» **STATED PROBLEM**:
Report, word for word, every line of the material that contains "derivative".

═════ DATA SUPPLIED

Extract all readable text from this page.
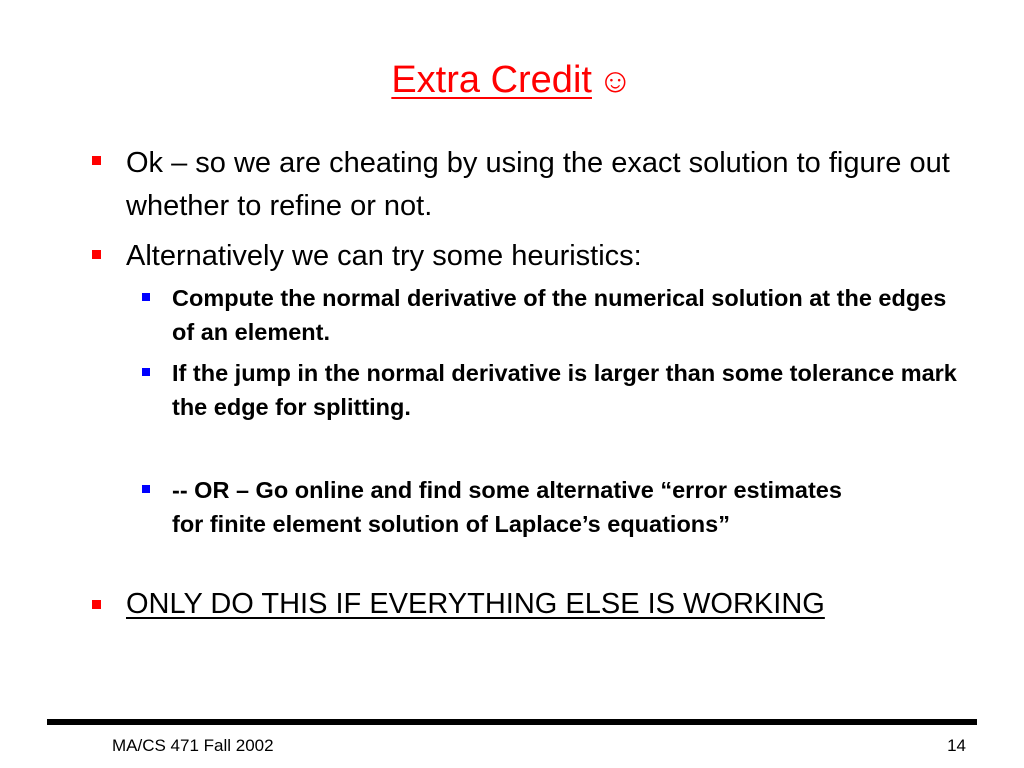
Extra Credit ☺
Ok – so we are cheating by using the exact solution to figure out whether to refine or not.
Alternatively we can try some heuristics:
Compute the normal derivative of the numerical solution at the edges of an element.
If the jump in the normal derivative is larger than some tolerance mark the edge for splitting.
-- OR – Go online and find some alternative “error estimates for finite element solution of Laplace’s equations”
ONLY DO THIS IF EVERYTHING ELSE IS WORKING
MA/CS 471 Fall 2002	14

══════════

» **WRITTEN SOLUTION**:
Compute the normal derivative of the numerical solution at the edges of an element.
If the jump in the normal derivative is larger than some tolerance mark the edge for splitting.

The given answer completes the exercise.